### Task goal
Which lines in the material below contain the word "this"? Copy each of them.

### Record list
::::::

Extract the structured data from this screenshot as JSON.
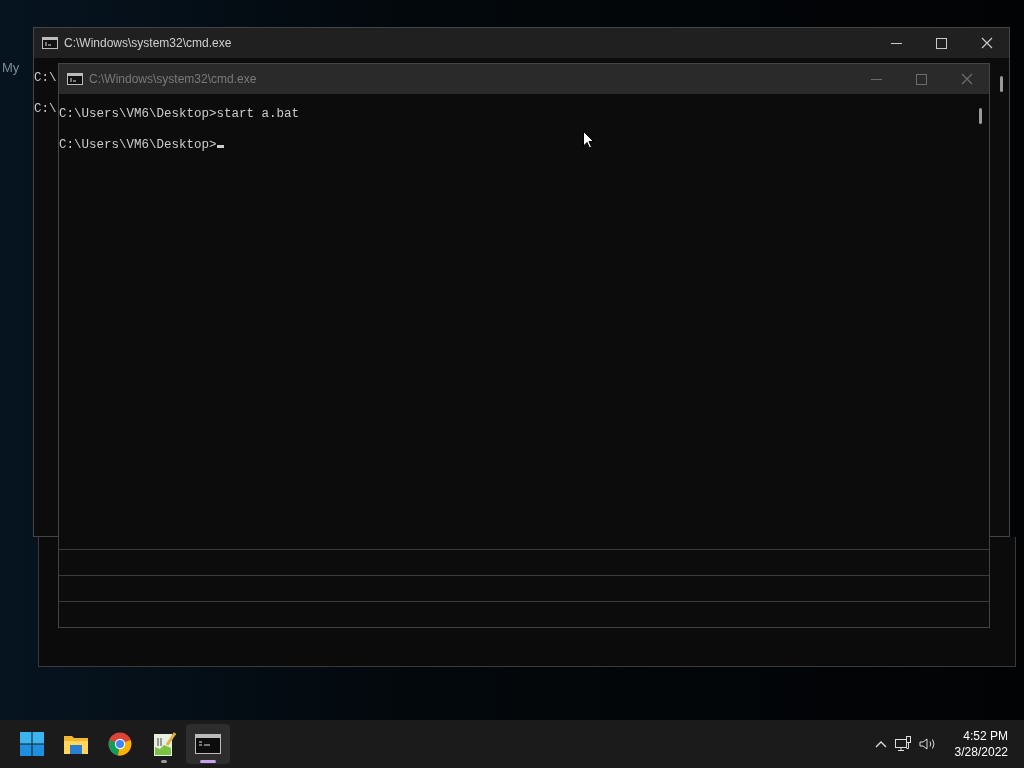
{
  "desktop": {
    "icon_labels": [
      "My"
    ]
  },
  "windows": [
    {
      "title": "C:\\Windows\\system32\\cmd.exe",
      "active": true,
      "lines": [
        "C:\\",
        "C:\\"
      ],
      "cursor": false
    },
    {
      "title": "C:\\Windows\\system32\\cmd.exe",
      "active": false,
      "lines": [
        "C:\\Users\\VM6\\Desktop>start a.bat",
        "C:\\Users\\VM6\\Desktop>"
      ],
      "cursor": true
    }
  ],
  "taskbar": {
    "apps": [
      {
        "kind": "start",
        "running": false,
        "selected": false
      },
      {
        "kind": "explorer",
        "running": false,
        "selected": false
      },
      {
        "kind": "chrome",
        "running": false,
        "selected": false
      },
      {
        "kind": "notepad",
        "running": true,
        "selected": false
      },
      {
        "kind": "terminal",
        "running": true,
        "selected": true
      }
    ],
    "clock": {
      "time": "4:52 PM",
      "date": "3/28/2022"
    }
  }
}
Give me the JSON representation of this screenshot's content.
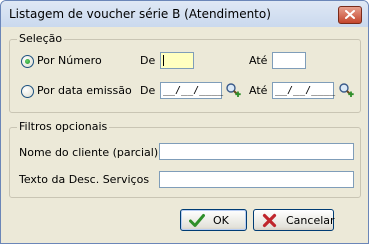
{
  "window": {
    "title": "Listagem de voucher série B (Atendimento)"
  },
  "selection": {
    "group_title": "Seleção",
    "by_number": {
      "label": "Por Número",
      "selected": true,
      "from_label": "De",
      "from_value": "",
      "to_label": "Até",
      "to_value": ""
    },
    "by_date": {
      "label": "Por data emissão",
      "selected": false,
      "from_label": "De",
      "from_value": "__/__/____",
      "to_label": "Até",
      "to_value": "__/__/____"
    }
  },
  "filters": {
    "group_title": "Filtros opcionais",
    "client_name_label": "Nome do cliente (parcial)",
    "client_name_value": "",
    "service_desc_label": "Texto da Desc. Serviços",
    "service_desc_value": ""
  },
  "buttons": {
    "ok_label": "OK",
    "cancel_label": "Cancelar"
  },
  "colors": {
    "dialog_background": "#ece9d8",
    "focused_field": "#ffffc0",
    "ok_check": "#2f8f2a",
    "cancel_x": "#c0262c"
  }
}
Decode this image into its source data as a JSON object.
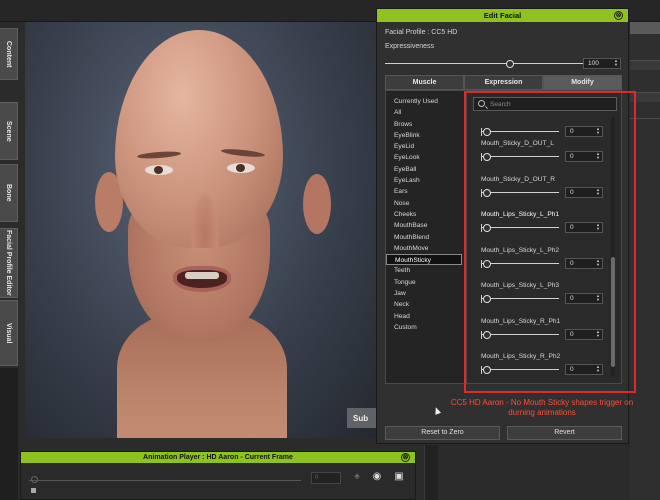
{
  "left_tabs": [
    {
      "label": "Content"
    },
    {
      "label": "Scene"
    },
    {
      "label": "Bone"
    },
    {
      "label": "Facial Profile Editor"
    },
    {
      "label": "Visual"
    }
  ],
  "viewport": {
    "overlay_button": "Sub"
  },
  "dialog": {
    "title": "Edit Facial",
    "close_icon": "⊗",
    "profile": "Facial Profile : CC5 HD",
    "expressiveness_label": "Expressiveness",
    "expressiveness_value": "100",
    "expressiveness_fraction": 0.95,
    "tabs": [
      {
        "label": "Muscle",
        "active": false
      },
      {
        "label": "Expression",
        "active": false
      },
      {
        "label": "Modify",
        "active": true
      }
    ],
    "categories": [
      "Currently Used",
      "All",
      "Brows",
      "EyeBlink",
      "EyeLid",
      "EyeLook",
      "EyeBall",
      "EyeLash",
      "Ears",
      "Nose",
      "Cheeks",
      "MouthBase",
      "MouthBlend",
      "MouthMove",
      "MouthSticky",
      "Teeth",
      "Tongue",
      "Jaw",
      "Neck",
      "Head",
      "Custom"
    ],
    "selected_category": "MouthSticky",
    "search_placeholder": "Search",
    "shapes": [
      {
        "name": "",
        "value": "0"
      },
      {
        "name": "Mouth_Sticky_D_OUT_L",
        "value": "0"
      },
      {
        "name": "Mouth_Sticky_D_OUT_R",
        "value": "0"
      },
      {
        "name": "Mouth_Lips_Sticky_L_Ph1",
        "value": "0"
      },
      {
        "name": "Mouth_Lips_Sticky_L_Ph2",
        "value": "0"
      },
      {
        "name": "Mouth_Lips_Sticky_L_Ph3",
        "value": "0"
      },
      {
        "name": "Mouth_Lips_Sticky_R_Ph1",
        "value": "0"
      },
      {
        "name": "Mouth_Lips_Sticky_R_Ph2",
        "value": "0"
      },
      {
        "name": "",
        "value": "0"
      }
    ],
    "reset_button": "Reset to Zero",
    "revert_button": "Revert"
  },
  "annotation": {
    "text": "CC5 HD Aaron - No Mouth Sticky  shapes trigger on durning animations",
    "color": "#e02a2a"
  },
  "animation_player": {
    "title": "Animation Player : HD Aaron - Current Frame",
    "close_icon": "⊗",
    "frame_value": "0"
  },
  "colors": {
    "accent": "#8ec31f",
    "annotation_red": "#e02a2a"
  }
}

::::::

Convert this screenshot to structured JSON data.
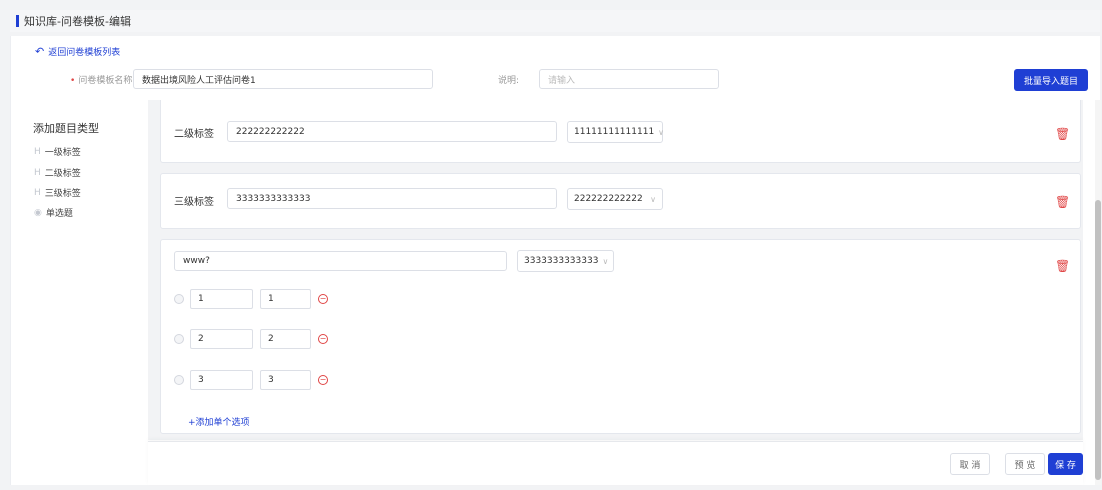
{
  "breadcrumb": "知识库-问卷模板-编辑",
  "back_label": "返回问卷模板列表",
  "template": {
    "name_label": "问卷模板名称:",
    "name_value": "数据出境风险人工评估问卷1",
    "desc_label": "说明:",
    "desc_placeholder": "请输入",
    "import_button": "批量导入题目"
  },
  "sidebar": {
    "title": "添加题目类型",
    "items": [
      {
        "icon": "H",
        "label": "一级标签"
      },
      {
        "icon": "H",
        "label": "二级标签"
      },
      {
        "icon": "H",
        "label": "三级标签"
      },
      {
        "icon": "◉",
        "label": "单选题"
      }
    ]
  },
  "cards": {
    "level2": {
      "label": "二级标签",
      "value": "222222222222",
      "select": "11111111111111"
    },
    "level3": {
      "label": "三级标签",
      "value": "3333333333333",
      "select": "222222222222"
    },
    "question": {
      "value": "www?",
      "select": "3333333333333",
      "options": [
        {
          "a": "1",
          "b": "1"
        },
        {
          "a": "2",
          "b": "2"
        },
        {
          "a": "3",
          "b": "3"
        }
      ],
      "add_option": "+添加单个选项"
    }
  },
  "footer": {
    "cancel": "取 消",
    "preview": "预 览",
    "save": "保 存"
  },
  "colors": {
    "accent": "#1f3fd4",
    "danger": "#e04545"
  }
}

::::::

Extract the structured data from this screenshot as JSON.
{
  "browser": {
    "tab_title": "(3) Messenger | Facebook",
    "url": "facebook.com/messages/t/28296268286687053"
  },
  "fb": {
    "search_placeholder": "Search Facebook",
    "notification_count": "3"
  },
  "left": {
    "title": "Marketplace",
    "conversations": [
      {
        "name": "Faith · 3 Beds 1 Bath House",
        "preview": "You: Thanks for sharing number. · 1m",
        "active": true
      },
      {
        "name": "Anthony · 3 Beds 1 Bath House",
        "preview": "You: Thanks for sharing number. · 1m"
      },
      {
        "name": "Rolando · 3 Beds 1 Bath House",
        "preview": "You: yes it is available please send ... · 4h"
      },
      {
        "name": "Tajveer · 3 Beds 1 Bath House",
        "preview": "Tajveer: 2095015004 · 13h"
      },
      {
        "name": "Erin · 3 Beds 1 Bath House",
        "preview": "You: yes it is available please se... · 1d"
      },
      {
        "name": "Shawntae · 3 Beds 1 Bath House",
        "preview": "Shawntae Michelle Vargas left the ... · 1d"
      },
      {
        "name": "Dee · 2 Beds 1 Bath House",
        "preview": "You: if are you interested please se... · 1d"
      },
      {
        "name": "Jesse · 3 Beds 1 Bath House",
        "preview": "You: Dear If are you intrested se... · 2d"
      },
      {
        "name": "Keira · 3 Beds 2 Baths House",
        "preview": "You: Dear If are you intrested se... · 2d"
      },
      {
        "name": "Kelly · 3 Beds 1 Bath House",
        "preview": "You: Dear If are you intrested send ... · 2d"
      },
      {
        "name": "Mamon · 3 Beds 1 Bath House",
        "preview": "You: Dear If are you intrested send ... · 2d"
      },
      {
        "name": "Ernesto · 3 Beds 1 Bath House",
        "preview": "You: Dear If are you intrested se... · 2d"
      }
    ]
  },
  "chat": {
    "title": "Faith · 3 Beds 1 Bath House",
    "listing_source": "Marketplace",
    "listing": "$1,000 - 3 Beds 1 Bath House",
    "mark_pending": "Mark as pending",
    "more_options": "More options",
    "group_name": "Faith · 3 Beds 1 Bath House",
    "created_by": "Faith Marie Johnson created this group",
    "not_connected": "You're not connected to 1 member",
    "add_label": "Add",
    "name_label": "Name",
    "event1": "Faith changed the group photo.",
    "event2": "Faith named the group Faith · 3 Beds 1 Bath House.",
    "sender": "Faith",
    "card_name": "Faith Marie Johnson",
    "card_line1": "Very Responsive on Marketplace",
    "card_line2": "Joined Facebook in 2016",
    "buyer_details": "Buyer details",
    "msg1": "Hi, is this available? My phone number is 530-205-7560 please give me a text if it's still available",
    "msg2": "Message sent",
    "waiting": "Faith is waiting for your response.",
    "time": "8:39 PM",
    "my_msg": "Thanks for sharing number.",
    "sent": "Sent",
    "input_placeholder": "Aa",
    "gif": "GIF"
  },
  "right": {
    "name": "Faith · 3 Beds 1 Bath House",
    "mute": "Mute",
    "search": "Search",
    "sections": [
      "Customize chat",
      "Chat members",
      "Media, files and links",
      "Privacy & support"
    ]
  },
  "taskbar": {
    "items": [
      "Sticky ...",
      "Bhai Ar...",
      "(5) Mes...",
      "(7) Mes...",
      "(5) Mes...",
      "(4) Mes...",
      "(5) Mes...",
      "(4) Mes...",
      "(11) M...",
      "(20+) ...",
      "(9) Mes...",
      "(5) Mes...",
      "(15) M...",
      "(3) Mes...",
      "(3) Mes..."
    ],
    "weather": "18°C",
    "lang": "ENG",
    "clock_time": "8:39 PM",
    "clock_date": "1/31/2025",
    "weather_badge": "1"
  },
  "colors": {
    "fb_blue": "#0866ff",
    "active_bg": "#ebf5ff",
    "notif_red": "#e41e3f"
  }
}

::::::

### Reply to the exercise
Extract the structured data from this screenshot as JSON.
Give me the JSON representation of this screenshot's content.
Decode this image into its source data as a JSON object.
Convert this screenshot to structured JSON data.
Extract the structured data from this screenshot as JSON.
    "created_by": "Faith Marie Johnson created this group",
    "msg1": "Hi, is this available? My phone number is 530-205-7560 please give me a text if it's still available",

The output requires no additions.